- GOAL
Can you retype every record below exactly as written?

- ITEMS
──────────────────────────────

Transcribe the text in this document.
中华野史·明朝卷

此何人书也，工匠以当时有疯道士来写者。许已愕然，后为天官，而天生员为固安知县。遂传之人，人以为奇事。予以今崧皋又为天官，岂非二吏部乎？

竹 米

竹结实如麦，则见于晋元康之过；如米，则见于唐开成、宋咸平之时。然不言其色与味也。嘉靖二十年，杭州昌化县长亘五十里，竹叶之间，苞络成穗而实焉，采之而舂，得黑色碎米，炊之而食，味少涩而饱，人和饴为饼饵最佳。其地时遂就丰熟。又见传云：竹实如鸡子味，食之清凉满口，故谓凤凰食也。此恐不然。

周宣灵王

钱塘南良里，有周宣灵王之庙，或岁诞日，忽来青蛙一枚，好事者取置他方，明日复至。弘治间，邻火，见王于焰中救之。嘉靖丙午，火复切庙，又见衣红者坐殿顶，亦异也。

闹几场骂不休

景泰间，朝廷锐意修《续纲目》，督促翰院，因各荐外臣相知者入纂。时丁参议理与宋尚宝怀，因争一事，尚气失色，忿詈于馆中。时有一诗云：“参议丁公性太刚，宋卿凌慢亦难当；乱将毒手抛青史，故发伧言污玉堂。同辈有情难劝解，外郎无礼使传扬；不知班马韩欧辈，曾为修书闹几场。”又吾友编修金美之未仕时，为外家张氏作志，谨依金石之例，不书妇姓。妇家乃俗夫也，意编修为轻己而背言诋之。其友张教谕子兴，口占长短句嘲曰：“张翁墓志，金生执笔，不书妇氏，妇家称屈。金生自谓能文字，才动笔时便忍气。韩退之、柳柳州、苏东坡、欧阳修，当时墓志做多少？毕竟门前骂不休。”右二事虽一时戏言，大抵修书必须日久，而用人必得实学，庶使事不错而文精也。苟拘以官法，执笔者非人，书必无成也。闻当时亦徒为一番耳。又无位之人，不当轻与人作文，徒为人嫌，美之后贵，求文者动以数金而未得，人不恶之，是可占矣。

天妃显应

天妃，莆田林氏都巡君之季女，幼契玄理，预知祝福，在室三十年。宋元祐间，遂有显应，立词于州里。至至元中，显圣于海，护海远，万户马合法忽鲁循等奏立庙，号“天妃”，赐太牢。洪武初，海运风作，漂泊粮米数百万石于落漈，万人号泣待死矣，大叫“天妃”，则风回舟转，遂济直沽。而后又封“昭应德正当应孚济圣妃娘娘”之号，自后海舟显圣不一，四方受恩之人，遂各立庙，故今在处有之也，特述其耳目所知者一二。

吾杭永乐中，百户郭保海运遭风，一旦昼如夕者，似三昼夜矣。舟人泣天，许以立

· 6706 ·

──────────────────────────────

- EXERCISE ANSWER
Transcribe the text in this document.
中华野史·明朝卷

此何人书也，工匠以当时有疯道士来写者。许已愕然，后为天官，而天生员为固安知县。遂传之人，人以为奇事。予以今崧皋又为天官，岂非二吏部乎？

竹 米

竹结实如麦，则见于晋元康之过；如米，则见于唐开成、宋咸平之时。然不言其色与味也。嘉靖二十年，杭州昌化县长亘五十里，竹叶之间，苞络成穗而实焉，采之而舂，得黑色碎米，炊之而食，味少涩而饱，人和饴为饼饵最佳。其地时遂就丰熟。又见传云：竹实如鸡子味，食之清凉满口，故谓凤凰食也。此恐不然。

周宣灵王

钱塘南良里，有周宣灵王之庙，或岁诞日，忽来青蛙一枚，好事者取置他方，明日复至。弘治间，邻火，见王于焰中救之。嘉靖丙午，火复切庙，又见衣红者坐殿顶，亦异也。

闹几场骂不休

景泰间，朝廷锐意修《续纲目》，督促翰院，因各荐外臣相知者入纂。时丁参议理与宋尚宝怀，因争一事，尚气失色，忿詈于馆中。时有一诗云：“参议丁公性太刚，宋卿凌慢亦难当；乱将毒手抛青史，故发伧言污玉堂。同辈有情难劝解，外郎无礼使传扬；不知班马韩欧辈，曾为修书闹几场。”又吾友编修金美之未仕时，为外家张氏作志，谨依金石之例，不书妇姓。妇家乃俗夫也，意编修为轻己而背言诋之。其友张教谕子兴，口占长短句嘲曰：“张翁墓志，金生执笔，不书妇氏，妇家称屈。金生自谓能文字，才动笔时便忍气。韩退之、柳柳州、苏东坡、欧阳修，当时墓志做多少？毕竟门前骂不休。”右二事虽一时戏言，大抵修书必须日久，而用人必得实学，庶使事不错而文精也。苟拘以官法，执笔者非人，书必无成也。闻当时亦徒为一番耳。又无位之人，不当轻与人作文，徒为人嫌，美之后贵，求文者动以数金而未得，人不恶之，是可占矣。

天妃显应

天妃，莆田林氏都巡君之季女，幼契玄理，预知祝福，在室三十年。宋元祐间，遂有显应，立词于州里。至至元中，显圣于海，护海远，万户马合法忽鲁循等奏立庙，号“天妃”，赐太牢。洪武初，海运风作，漂泊粮米数百万石于落漈，万人号泣待死矣，大叫“天妃”，则风回舟转，遂济直沽。而后又封“昭应德正当应孚济圣妃娘娘”之号，自后海舟显圣不一，四方受恩之人，遂各立庙，故今在处有之也，特述其耳目所知者一二。

吾杭永乐中，百户郭保海运遭风，一旦昼如夕者，似三昼夜矣。舟人泣天，许以立

· 6706 ·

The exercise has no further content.